### [Textauszug]
LEASING

Bewertungsansatz beim Verkauf einer Leasing-Gesellschaft

Hintergrund und Auswirkungen für den Verkaufsprozess

Dr. Georg Gellissen, Foto: Kleiner Rechtsanwälte/Niels Schubert

Im Verkaufsprozess für Leasing-Gesellschaften ist das übliche Vorgehen bei der Unternehmensbewertung nur bedingt geeignet. Durch die leasingtypische asynchrone Aufwands- und Ertragsverteilung, die bilanzielle Auswirkungen zur Folge hat, sollten zur Bewertung von Leasing-Gesellschaften bewährte Schemata wie beispielsweise die Substanzwertberechnung eingesetzt werden. Der Beitrag beschreibt, worauf im Verkaufsprozess besonders zu achten ist. (Red.)

Die Vertragsbeziehung eines Leasing-Geschäfts (Beispiel: Leasing eines Autos durch den privaten oder gewerblichen Nutzer) ist typischerweise mit einer Vorleistung des Leasing-Gebers, regelmäßig einer Leasing-Gesellschaft, verbunden. Das Leasing-Objekt muss vom Leasing-Geber vorfinanziert werden. Erst anschließend überlässt der Leasing-Nehmer das Leasing-Objekt dem Leasing-Nehmer zur Nutzung und erhält als Gegenleistung die Leasing-Raten, meist über mehrere Jahre.

Typisch für das Vertragsverhältnis ist daher eine asynchrone Aufwands- und Ertragsverteilung, die bilanzielle Auswirkungen und letztlich noch weitere Folgen hat, zum Beispiel im Rahmen einer Bewertung der Leasing-Gesellschaft in einem Verkaufsprozess. Namentlich bei der Bewertung und bei der Gestaltung des Kaufvertrags zum Erwerb der Anteile an der Leasing-Gesellschaft ("Share Deal") oder der der Leasing-Gesellschaft gehörenden Vermögensgegenstände ("Asset Deal") bildet das Bilanzbild einer Leasing-Gesellschaft in vielen Fällen nicht den "realen Unternehmenswert" ab.

### [Aufgabenstellung]
Beantworte anhand des Textauszugs zum Verkauf einer Leasing-Gesellschaft:
1. Welches bewährte Schema wird als Beispiel für die Bewertung von Leasing-Gesellschaften genannt?
2. Wer muss das Leasing-Objekt vorfinanzieren?
3. Wie wird der Erwerb der Anteile an der Leasing-Gesellschaft bezeichnet?
Die Daten werden hier nicht gebraucht.

### [Datenauszug]
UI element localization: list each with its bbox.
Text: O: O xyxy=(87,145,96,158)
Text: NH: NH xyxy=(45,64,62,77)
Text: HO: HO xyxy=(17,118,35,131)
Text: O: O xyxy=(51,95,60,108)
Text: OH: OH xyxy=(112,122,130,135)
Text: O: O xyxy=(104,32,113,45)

==

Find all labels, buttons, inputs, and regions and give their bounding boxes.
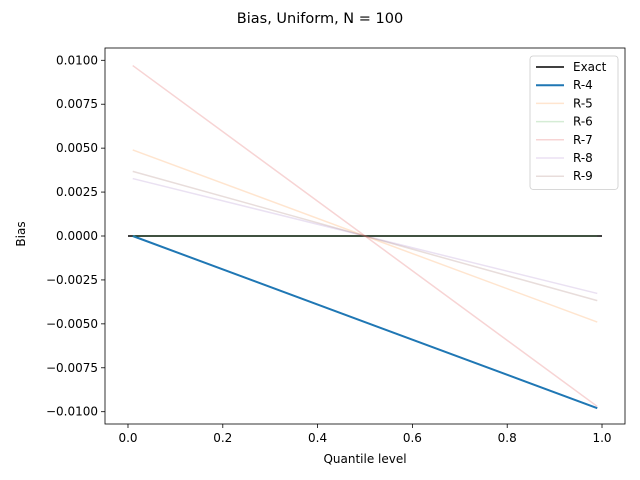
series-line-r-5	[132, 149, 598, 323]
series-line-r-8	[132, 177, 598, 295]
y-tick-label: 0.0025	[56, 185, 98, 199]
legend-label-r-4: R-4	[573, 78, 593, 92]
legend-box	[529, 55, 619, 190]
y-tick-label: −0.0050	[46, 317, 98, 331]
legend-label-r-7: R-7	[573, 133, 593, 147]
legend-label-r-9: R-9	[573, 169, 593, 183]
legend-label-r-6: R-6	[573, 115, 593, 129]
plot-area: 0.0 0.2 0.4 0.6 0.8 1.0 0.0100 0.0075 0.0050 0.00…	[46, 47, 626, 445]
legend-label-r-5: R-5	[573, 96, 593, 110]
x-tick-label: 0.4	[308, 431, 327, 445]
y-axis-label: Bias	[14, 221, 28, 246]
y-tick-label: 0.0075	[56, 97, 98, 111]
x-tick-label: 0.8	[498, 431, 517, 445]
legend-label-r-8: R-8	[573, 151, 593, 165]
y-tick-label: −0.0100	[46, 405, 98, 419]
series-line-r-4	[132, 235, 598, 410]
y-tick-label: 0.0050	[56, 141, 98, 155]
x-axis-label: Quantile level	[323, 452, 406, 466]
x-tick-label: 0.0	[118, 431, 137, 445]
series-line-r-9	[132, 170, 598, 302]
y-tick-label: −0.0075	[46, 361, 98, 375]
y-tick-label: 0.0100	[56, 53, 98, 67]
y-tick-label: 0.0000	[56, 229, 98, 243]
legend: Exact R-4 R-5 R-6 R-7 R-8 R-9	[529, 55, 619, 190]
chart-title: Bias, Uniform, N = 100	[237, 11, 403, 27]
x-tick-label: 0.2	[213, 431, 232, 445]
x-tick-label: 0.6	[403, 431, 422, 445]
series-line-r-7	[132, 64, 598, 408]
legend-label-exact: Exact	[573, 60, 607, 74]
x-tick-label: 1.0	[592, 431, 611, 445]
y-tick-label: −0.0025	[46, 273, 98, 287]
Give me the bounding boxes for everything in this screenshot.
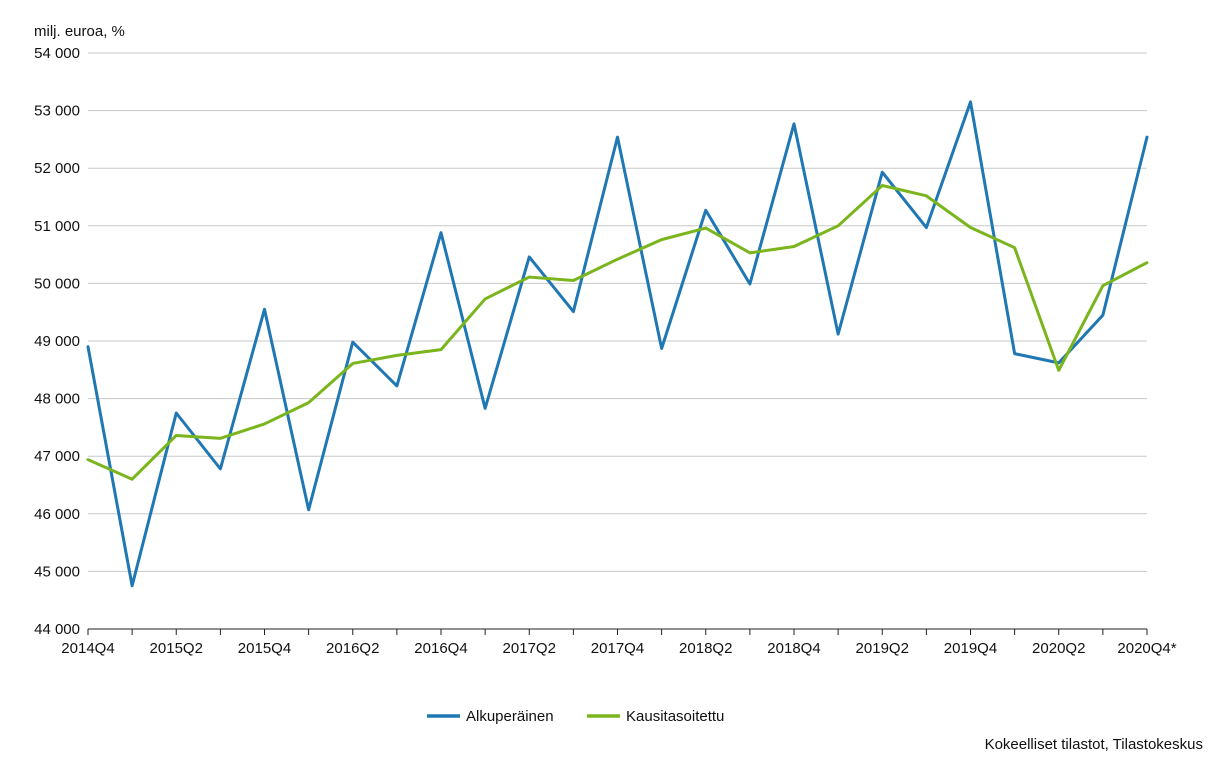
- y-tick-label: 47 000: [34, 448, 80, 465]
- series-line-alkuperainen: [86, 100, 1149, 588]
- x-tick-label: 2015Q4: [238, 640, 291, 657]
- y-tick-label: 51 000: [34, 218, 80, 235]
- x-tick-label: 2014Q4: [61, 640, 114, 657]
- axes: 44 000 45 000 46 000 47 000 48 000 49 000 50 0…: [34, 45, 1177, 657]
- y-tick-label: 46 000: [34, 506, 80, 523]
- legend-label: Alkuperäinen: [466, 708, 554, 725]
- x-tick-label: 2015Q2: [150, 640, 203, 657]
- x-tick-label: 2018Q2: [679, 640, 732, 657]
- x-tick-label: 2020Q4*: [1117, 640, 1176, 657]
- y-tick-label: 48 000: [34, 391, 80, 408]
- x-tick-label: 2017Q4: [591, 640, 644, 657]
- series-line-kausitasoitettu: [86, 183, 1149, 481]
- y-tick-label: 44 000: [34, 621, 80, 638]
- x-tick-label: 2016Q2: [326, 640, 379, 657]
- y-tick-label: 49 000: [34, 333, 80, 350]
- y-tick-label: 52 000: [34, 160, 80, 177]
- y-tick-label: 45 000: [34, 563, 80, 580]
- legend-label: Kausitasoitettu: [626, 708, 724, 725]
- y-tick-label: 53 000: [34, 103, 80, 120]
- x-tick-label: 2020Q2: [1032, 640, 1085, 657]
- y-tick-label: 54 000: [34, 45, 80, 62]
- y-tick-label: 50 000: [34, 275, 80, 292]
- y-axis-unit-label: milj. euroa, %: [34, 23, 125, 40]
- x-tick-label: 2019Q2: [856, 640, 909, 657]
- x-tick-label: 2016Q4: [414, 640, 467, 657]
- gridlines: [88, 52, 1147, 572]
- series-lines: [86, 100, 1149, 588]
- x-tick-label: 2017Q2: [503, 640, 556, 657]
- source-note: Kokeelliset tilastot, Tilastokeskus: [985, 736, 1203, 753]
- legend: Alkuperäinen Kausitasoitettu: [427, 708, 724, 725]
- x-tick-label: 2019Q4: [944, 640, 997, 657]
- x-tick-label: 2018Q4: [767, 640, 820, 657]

### [Ergebnis]
1. Die Substanzwertberechnung.
2. Der Leasing-Geber.
3. Als "Share Deal".